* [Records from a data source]
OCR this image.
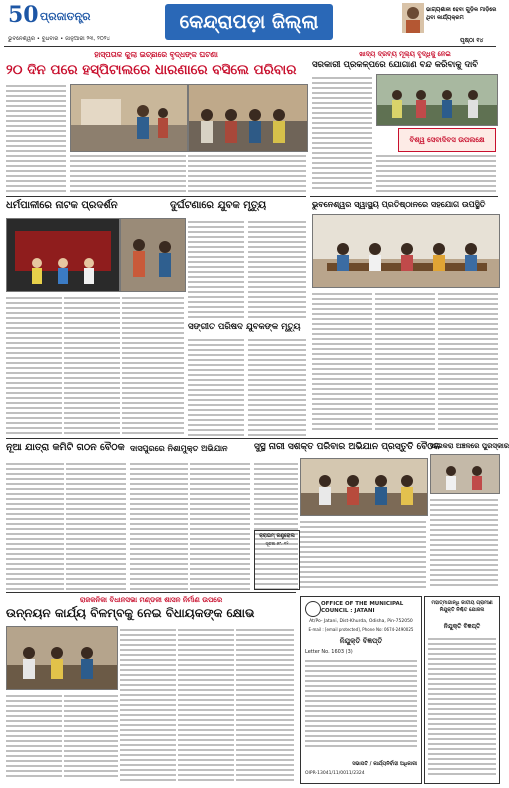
50 ପ୍ରଜାତନ୍ତ୍ର
ଭୁବନେଶ୍ୱର • ବୁଧବାର • ଜାନୁଆରୀ ୨୩, ୨୦୨୪
କେନ୍ଦ୍ରାପଡ଼ା ଜିଲ୍ଲା
ଭାଗ୍ୟଶାଳୀ ହେବା ଗୁଡ଼ିକ ମାଡ଼ିରେ ଥିବା କାର୍ଯ୍ୟକ୍ରମ
ପୃଷ୍ଠା ୧୪
ହାସ୍ପତାଳ କୁଲା ଇଚ୍ଛାରେ ବୃଦ୍ଧଙ୍କ ଘଟଣା
୨୦ ଦିନ ପରେ ହସ୍ପିଟାଲରେ ଧାରଣାରେ ବସିଲେ ପରିବାର
ଖାଦ୍ୟ ଦ୍ରବ୍ୟ ମୂଲ୍ୟ ବୃଦ୍ଧିକୁ ନେଇ
ସରକାରୀ ପ୍ରକଳ୍ପରେ ଯୋଗାଣ ବନ୍ଦ କରିବାକୁ ଦାବି
ବିଶ୍ୱ ସେବାଦିବସ ଉପଲକ୍ଷେ
ଧର୍ମପାଳୀରେ ନାଟକ ପ୍ରଦର୍ଶନ	ଦୁର୍ଘଟଣାରେ ଯୁବକ ମୃତ୍ୟୁ
ସଙ୍ଗୀତ ପରିଷଦ ଯୁବକଙ୍କ ମୃତ୍ୟୁ
ଭୁବନେଶ୍ୱର ସ୍ୱାସ୍ଥ୍ୟ ପ୍ରତିଷ୍ଠାନରେ ସହଯୋଗ ଉପସ୍ଥିତି
ନୂଆ ଯାତ୍ରା କମିଟି ଗଠନ ବୈଠକ ଦାସପୁରରେ ନିଶାମୁକ୍ତ ଅଭିଯାନ	ସୁସ୍ଥ ନାରୀ ସଶକ୍ତ ପରିବାର ଅଭିଯାନ ପ୍ରସ୍ତୁତି ବୈଠକ
ପାଇକରା ଅଞ୍ଚଳରେ ପୁରସ୍କାର
ରାଜକନିକା ବିଧାନସଭା ମଣ୍ଡଳୀ ଶାସନ ନିର୍ମାଣ ଉପରେ
ଉନ୍ନୟନ କାର୍ଯ୍ୟ ବିଳମ୍ବକୁ ନେଇ ବିଧାୟକଙ୍କ କ୍ଷୋଭ
OFFICE OF THE MUNICIPAL COUNCIL : JATANI
At/Po- Jatani, Dist-Khurda, Odisha, Pin-752050
E-mail : [email protected], Phone No: 0674-2490025
ନିଯୁକ୍ତି ବିଜ୍ଞପ୍ତି
Letter No. 1603 (3)
ସଭାପତି / କାର୍ଯ୍ୟନିର୍ବାହୀ ଅଧିକାରୀ
OIPR-13041/11/0011/2324
ମହାତ୍ମାଗାନ୍ଧି ଜାତୀୟ ଗ୍ରାମୀଣ ନିଯୁକ୍ତି ନିଶ୍ଚିତ ଯୋଜନା
ନିଯୁକ୍ତି ବିଜ୍ଞପ୍ତି
କ୍ରାଇମ୍ କଣ୍ଟ୍ରୋଲ
ସୂଚନା ନଂ. ୧୨
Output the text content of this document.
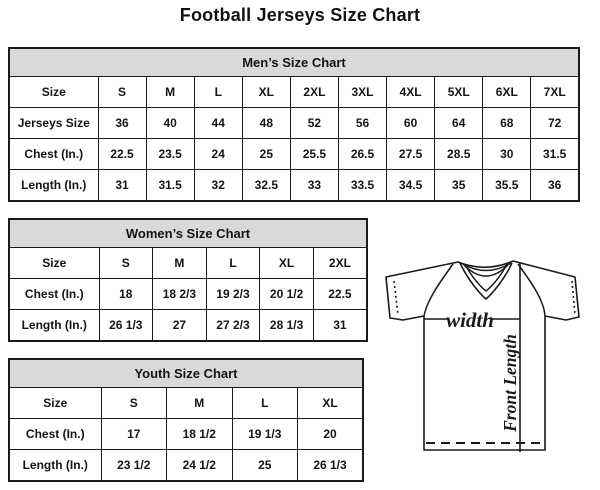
Football Jerseys Size Chart
Men’s Size Chart										
Size	S	M	L	XL	2XL	3XL	4XL	5XL	6XL	7XL
Jerseys Size	36	40	44	48	52	56	60	64	68	72
Chest (In.)	22.5	23.5	24	25	25.5	26.5	27.5	28.5	30	31.5
Length (In.)	31	31.5	32	32.5	33	33.5	34.5	35	35.5	36
Women’s Size Chart					
Size	S	M	L	XL	2XL
Chest (In.)	18	18 2/3	19 2/3	20 1/2	22.5
Length (In.)	26 1/3	27	27 2/3	28 1/3	31
Youth Size Chart				
Size	S	M	L	XL
Chest (In.)	17	18 1/2	19 1/3	20
Length (In.)	23 1/2	24 1/2	25	26 1/3
width
Front Length
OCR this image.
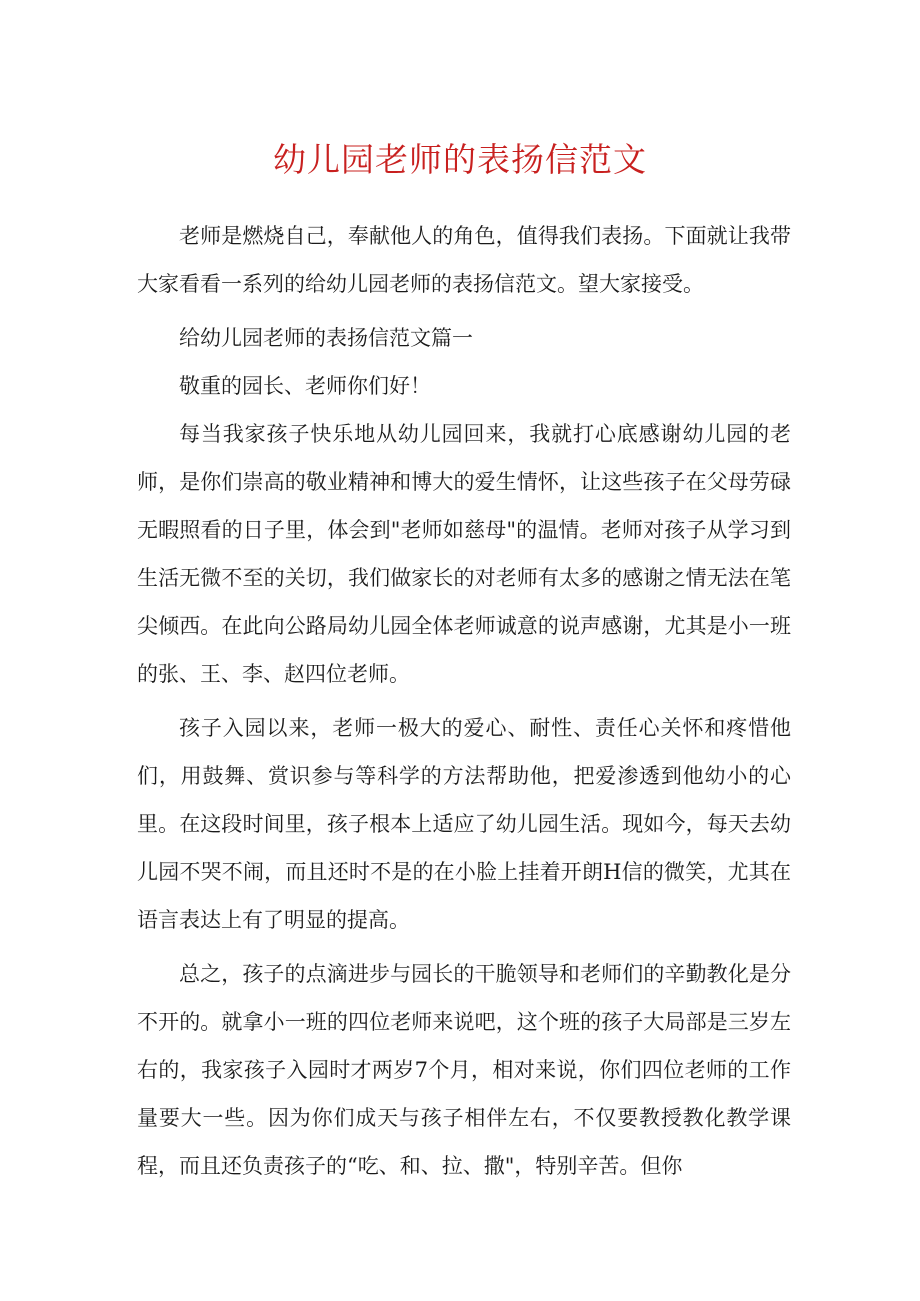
幼儿园老师的表扬信范文

老师是燃烧自己，奉献他人的角色，值得我们表扬。下面就让我带大家看看一系列的给幼儿园老师的表扬信范文。望大家接受。

给幼儿园老师的表扬信范文篇一

敬重的园长、老师你们好！

每当我家孩子快乐地从幼儿园回来，我就打心底感谢幼儿园的老师，是你们崇高的敬业精神和博大的爱生情怀，让这些孩子在父母劳碌无暇照看的日子里，体会到"老师如慈母"的温情。老师对孩子从学习到生活无微不至的关切，我们做家长的对老师有太多的感谢之情无法在笔尖倾西。在此向公路局幼儿园全体老师诚意的说声感谢，尤其是小一班的张、王、李、赵四位老师。

孩子入园以来，老师一极大的爱心、耐性、责任心关怀和疼惜他们，用鼓舞、赏识参与等科学的方法帮助他，把爱渗透到他幼小的心里。在这段时间里，孩子根本上适应了幼儿园生活。现如今，每天去幼儿园不哭不闹，而且还时不是的在小脸上挂着开朗H信的微笑，尤其在语言表达上有了明显的提高。

总之，孩子的点滴进步与园长的干脆领导和老师们的辛勤教化是分不开的。就拿小一班的四位老师来说吧，这个班的孩子大局部是三岁左右的，我家孩子入园时才两岁7个月，相对来说，你们四位老师的工作量要大一些。因为你们成天与孩子相伴左右，不仅要教授教化教学课程，而且还负责孩子的“吃、和、拉、撒"，特别辛苦。但你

* [WORK TO COMPLETE] Repeat each entry exactly as it appears; skip any picture.

* [PROBLEM SOLUTION]
OCR this image.
50 ପ୍ରଜାତନ୍ତ୍ର
ଭୁବନେଶ୍ୱର • ବୁଧବାର • ଜାନୁଆରୀ ୨୩, ୨୦୨୪
କେନ୍ଦ୍ରାପଡ଼ା ଜିଲ୍ଲା
ଭାଗ୍ୟଶାଳୀ ହେବା ଗୁଡ଼ିକ ମାଡ଼ିରେ ଥିବା କାର୍ଯ୍ୟକ୍ରମ
ପୃଷ୍ଠା ୧୪
ହାସ୍ପତାଳ କୁଲା ଇଚ୍ଛାରେ ବୃଦ୍ଧଙ୍କ ଘଟଣା
୨୦ ଦିନ ପରେ ହସ୍ପିଟାଲରେ ଧାରଣାରେ ବସିଲେ ପରିବାର
ଖାଦ୍ୟ ଦ୍ରବ୍ୟ ମୂଲ୍ୟ ବୃଦ୍ଧିକୁ ନେଇ
ସରକାରୀ ପ୍ରକଳ୍ପରେ ଯୋଗାଣ ବନ୍ଦ କରିବାକୁ ଦାବି
ବିଶ୍ୱ ସେବାଦିବସ ଉପଲକ୍ଷେ
ଧର୍ମପାଳୀରେ ନାଟକ ପ୍ରଦର୍ଶନ	ଦୁର୍ଘଟଣାରେ ଯୁବକ ମୃତ୍ୟୁ
ସଙ୍ଗୀତ ପରିଷଦ ଯୁବକଙ୍କ ମୃତ୍ୟୁ
ଭୁବନେଶ୍ୱର ସ୍ୱାସ୍ଥ୍ୟ ପ୍ରତିଷ୍ଠାନରେ ସହଯୋଗ ଉପସ୍ଥିତି
ନୂଆ ଯାତ୍ରା କମିଟି ଗଠନ ବୈଠକ ଦାସପୁରରେ ନିଶାମୁକ୍ତ ଅଭିଯାନ	ସୁସ୍ଥ ନାରୀ ସଶକ୍ତ ପରିବାର ଅଭିଯାନ ପ୍ରସ୍ତୁତି ବୈଠକ
ପାଇକରା ଅଞ୍ଚଳରେ ପୁରସ୍କାର
ରାଜକନିକା ବିଧାନସଭା ମଣ୍ଡଳୀ ଶାସନ ନିର୍ମାଣ ଉପରେ
ଉନ୍ନୟନ କାର୍ଯ୍ୟ ବିଳମ୍ବକୁ ନେଇ ବିଧାୟକଙ୍କ କ୍ଷୋଭ
OFFICE OF THE MUNICIPAL COUNCIL : JATANI
At/Po- Jatani, Dist-Khurda, Odisha, Pin-752050
E-mail : [email protected], Phone No: 0674-2490025
ନିଯୁକ୍ତି ବିଜ୍ଞପ୍ତି
Letter No. 1603 (3)
ସଭାପତି / କାର୍ଯ୍ୟନିର୍ବାହୀ ଅଧିକାରୀ
OIPR-13041/11/0011/2324
ମହାତ୍ମାଗାନ୍ଧି ଜାତୀୟ ଗ୍ରାମୀଣ ନିଯୁକ୍ତି ନିଶ୍ଚିତ ଯୋଜନା
ନିଯୁକ୍ତି ବିଜ୍ଞପ୍ତି
କ୍ରାଇମ୍ କଣ୍ଟ୍ରୋଲ
ସୂଚନା ନଂ. ୧୨
Output the text content of this document.
Football Jerseys Size Chart
Men’s Size Chart										
Size	S	M	L	XL	2XL	3XL	4XL	5XL	6XL	7XL
Jerseys Size	36	40	44	48	52	56	60	64	68	72
Chest (In.)	22.5	23.5	24	25	25.5	26.5	27.5	28.5	30	31.5
Length (In.)	31	31.5	32	32.5	33	33.5	34.5	35	35.5	36
Women’s Size Chart					
Size	S	M	L	XL	2XL
Chest (In.)	18	18 2/3	19 2/3	20 1/2	22.5
Length (In.)	26 1/3	27	27 2/3	28 1/3	31
Youth Size Chart				
Size	S	M	L	XL
Chest (In.)	17	18 1/2	19 1/3	20
Length (In.)	23 1/2	24 1/2	25	26 1/3
width
Front Length
OCR this image.
幼儿园老师的表扬信范文

老师是燃烧自己，奉献他人的角色，值得我们表扬。下面就让我带大家看看一系列的给幼儿园老师的表扬信范文。望大家接受。

给幼儿园老师的表扬信范文篇一

敬重的园长、老师你们好！

每当我家孩子快乐地从幼儿园回来，我就打心底感谢幼儿园的老师，是你们崇高的敬业精神和博大的爱生情怀，让这些孩子在父母劳碌无暇照看的日子里，体会到"老师如慈母"的温情。老师对孩子从学习到生活无微不至的关切，我们做家长的对老师有太多的感谢之情无法在笔尖倾西。在此向公路局幼儿园全体老师诚意的说声感谢，尤其是小一班的张、王、李、赵四位老师。

孩子入园以来，老师一极大的爱心、耐性、责任心关怀和疼惜他们，用鼓舞、赏识参与等科学的方法帮助他，把爱渗透到他幼小的心里。在这段时间里，孩子根本上适应了幼儿园生活。现如今，每天去幼儿园不哭不闹，而且还时不是的在小脸上挂着开朗H信的微笑，尤其在语言表达上有了明显的提高。

总之，孩子的点滴进步与园长的干脆领导和老师们的辛勤教化是分不开的。就拿小一班的四位老师来说吧，这个班的孩子大局部是三岁左右的，我家孩子入园时才两岁7个月，相对来说，你们四位老师的工作量要大一些。因为你们成天与孩子相伴左右，不仅要教授教化教学课程，而且还负责孩子的“吃、和、拉、撒"，特别辛苦。但你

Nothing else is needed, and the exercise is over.